| Your instructions |
Go through the records and extract every line with the word "JSON".

| Material |

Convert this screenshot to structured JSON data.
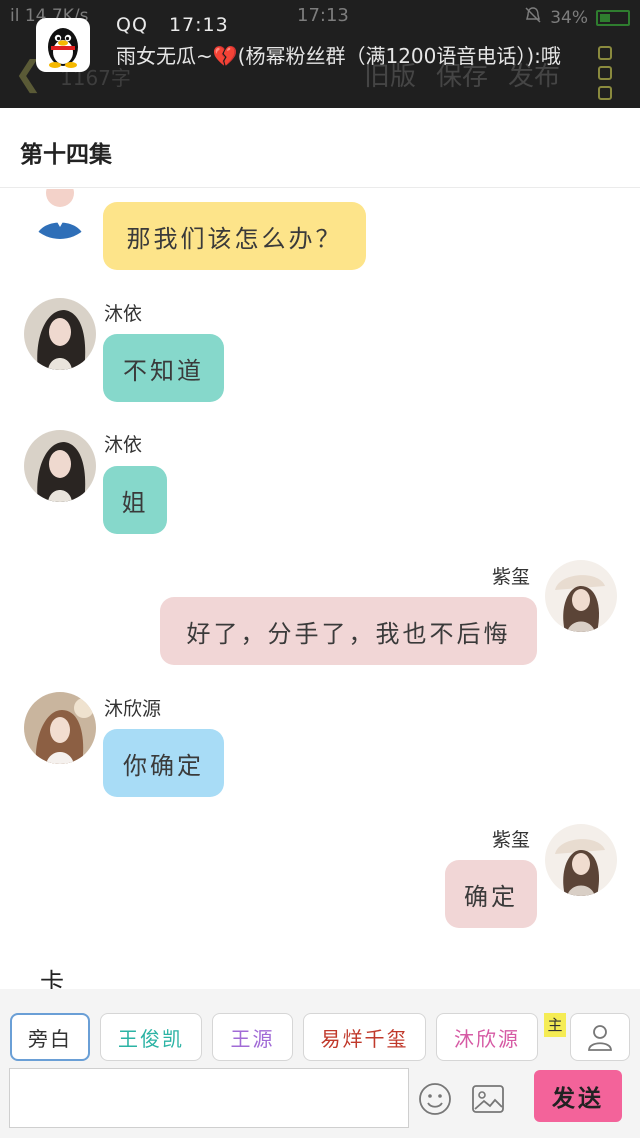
{
  "status_bar": {
    "left_text": "il 14.7K/s",
    "time": "17:13",
    "battery": "34%"
  },
  "toolbar": {
    "back_icon": "back-arrow-icon",
    "word_count": "1167字",
    "actions": [
      "旧版",
      "保存",
      "发布"
    ]
  },
  "notification": {
    "app": "QQ",
    "time": "17:13",
    "message_prefix": "雨女无瓜~",
    "heart": "💔",
    "message_suffix": "(杨幂粉丝群（满1200语音电话）):哦"
  },
  "episode": {
    "title": "第十四集"
  },
  "messages": [
    {
      "speaker": "",
      "text": "那我们该怎么办？",
      "side": "left",
      "color": "#fde48a"
    },
    {
      "speaker": "沐依",
      "text": "不知道",
      "side": "left",
      "color": "#86d8cb"
    },
    {
      "speaker": "沐依",
      "text": "姐",
      "side": "left",
      "color": "#86d8cb"
    },
    {
      "speaker": "紫玺",
      "text": "好了，分手了，我也不后悔",
      "side": "right",
      "color": "#f1d6d6"
    },
    {
      "speaker": "沐欣源",
      "text": "你确定",
      "side": "left",
      "color": "#a8dcf6"
    },
    {
      "speaker": "紫玺",
      "text": "确定",
      "side": "right",
      "color": "#f1d6d6"
    }
  ],
  "typed_text": "卡",
  "roles": {
    "items": [
      "旁白",
      "王俊凯",
      "王源",
      "易烊千玺",
      "沐欣源"
    ],
    "star_tag": "主"
  },
  "composer": {
    "input_value": "",
    "send_label": "发送"
  }
}
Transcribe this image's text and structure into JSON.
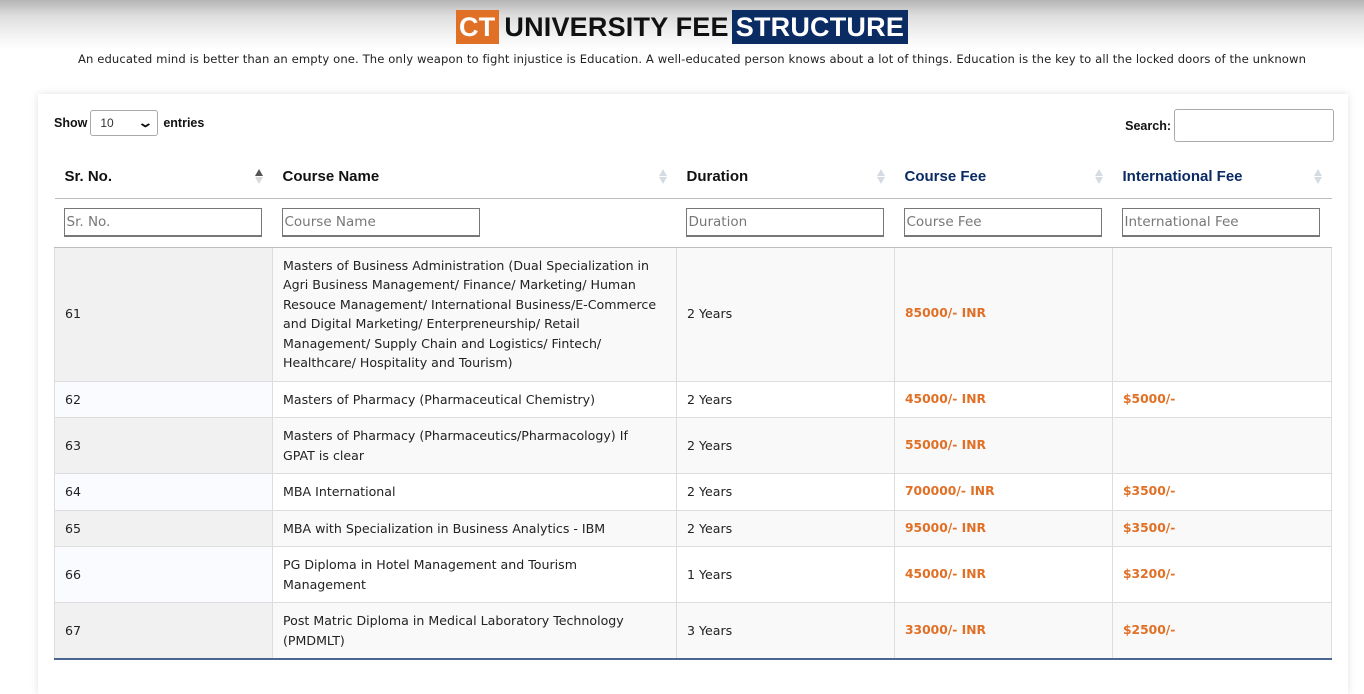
{
  "header": {
    "brand_badge": "CT",
    "title_middle": "UNIVERSITY FEE",
    "title_highlight": "STRUCTURE",
    "tagline": "An educated mind is better than an empty one. The only weapon to fight injustice is Education. A well-educated person knows about a lot of things. Education is the key to all the locked doors of the unknown"
  },
  "controls": {
    "show_label": "Show",
    "entries_value": "10",
    "entries_label": "entries",
    "search_label": "Search:",
    "search_value": ""
  },
  "colors": {
    "brand_orange": "#e07026",
    "brand_navy": "#0b2b63"
  },
  "table": {
    "columns": [
      {
        "label": "Sr. No.",
        "filter_placeholder": "Sr. No.",
        "sort": "ascending"
      },
      {
        "label": "Course Name",
        "filter_placeholder": "Course Name",
        "sort": "none"
      },
      {
        "label": "Duration",
        "filter_placeholder": "Duration",
        "sort": "none"
      },
      {
        "label": "Course Fee",
        "filter_placeholder": "Course Fee",
        "sort": "none"
      },
      {
        "label": "International Fee",
        "filter_placeholder": "International Fee",
        "sort": "none"
      }
    ],
    "rows": [
      {
        "sr": "61",
        "course": "Masters of Business Administration (Dual Specialization in Agri Business Management/ Finance/ Marketing/ Human Resouce Management/ International Business/E-Commerce and Digital Marketing/ Enterpreneurship/ Retail Management/ Supply Chain and Logistics/ Fintech/ Healthcare/ Hospitality and Tourism)",
        "duration": "2 Years",
        "fee": "85000/- INR",
        "intl_fee": ""
      },
      {
        "sr": "62",
        "course": "Masters of Pharmacy (Pharmaceutical Chemistry)",
        "duration": "2 Years",
        "fee": "45000/- INR",
        "intl_fee": "$5000/-"
      },
      {
        "sr": "63",
        "course": "Masters of Pharmacy (Pharmaceutics/Pharmacology) If GPAT is clear",
        "duration": "2 Years",
        "fee": "55000/- INR",
        "intl_fee": ""
      },
      {
        "sr": "64",
        "course": "MBA International",
        "duration": "2 Years",
        "fee": "700000/- INR",
        "intl_fee": "$3500/-"
      },
      {
        "sr": "65",
        "course": "MBA with Specialization in Business Analytics - IBM",
        "duration": "2 Years",
        "fee": "95000/- INR",
        "intl_fee": "$3500/-"
      },
      {
        "sr": "66",
        "course": "PG Diploma in Hotel Management and Tourism Management",
        "duration": "1 Years",
        "fee": "45000/- INR",
        "intl_fee": "$3200/-"
      },
      {
        "sr": "67",
        "course": "Post Matric Diploma in Medical Laboratory Technology (PMDMLT)",
        "duration": "3 Years",
        "fee": "33000/- INR",
        "intl_fee": "$2500/-"
      }
    ]
  }
}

| Output for this task |
Convert this screenshot to structured JSON data.
Transcribe this image's text and structure into JSON.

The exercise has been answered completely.